• [Directive]
Your task is to copy every line of the entries that contains "text".

• [Input material]
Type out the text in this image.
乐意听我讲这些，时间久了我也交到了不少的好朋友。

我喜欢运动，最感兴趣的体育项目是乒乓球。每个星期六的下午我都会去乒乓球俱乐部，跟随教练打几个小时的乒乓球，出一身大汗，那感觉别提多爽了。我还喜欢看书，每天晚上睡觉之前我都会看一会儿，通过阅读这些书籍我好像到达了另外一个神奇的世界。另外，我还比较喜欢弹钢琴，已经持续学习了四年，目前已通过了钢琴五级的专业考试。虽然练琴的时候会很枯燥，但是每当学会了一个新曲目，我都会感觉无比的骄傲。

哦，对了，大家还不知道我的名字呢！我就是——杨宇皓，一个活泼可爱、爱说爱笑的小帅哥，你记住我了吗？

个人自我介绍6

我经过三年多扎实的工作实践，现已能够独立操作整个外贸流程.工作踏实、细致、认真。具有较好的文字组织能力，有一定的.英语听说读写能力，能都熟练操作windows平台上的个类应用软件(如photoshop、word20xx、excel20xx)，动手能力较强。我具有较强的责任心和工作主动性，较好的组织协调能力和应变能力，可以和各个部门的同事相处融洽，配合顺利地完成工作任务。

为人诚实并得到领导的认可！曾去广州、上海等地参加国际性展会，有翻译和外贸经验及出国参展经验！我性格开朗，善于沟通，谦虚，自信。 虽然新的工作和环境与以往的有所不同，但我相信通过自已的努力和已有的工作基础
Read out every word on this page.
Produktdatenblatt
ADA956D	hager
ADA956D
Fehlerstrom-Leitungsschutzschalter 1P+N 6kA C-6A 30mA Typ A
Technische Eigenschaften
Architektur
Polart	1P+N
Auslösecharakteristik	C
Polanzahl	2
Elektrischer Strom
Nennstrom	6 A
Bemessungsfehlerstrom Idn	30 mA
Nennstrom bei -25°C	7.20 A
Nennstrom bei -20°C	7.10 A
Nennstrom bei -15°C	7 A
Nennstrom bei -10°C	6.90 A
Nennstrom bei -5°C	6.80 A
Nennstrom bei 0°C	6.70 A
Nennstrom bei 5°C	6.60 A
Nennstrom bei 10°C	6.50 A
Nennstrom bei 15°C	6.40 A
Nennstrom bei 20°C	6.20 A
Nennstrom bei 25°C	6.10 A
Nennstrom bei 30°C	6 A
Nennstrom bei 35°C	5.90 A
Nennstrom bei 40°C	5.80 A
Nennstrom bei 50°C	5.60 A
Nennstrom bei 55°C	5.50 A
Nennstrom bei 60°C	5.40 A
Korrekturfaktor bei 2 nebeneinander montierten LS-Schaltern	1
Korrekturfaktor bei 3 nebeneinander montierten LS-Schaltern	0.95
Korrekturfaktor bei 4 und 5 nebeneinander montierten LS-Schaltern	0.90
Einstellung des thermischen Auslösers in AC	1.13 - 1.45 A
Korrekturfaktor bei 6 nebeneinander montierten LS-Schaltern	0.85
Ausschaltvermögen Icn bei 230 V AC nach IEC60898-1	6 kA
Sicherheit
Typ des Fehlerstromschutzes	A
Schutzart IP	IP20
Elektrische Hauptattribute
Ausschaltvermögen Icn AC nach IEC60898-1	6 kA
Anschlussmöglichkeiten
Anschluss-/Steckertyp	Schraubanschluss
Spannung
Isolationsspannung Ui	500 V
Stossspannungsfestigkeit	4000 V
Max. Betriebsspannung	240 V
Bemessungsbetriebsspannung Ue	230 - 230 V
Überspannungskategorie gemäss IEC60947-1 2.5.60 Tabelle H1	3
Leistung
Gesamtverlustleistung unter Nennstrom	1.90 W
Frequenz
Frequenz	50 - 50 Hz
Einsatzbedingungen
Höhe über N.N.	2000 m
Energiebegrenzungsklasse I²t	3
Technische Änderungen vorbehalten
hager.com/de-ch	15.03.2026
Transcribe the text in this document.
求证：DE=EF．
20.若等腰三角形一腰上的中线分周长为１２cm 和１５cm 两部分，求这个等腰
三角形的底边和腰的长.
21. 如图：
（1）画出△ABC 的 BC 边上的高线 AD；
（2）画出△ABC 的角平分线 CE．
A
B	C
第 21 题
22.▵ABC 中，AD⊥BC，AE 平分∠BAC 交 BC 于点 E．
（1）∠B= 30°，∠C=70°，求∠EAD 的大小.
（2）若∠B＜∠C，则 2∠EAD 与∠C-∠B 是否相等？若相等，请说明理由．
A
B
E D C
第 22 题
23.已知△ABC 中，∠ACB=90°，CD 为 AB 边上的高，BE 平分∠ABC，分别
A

• [Worked solution]
Type out the text in this image.
Transcribe the text in this document.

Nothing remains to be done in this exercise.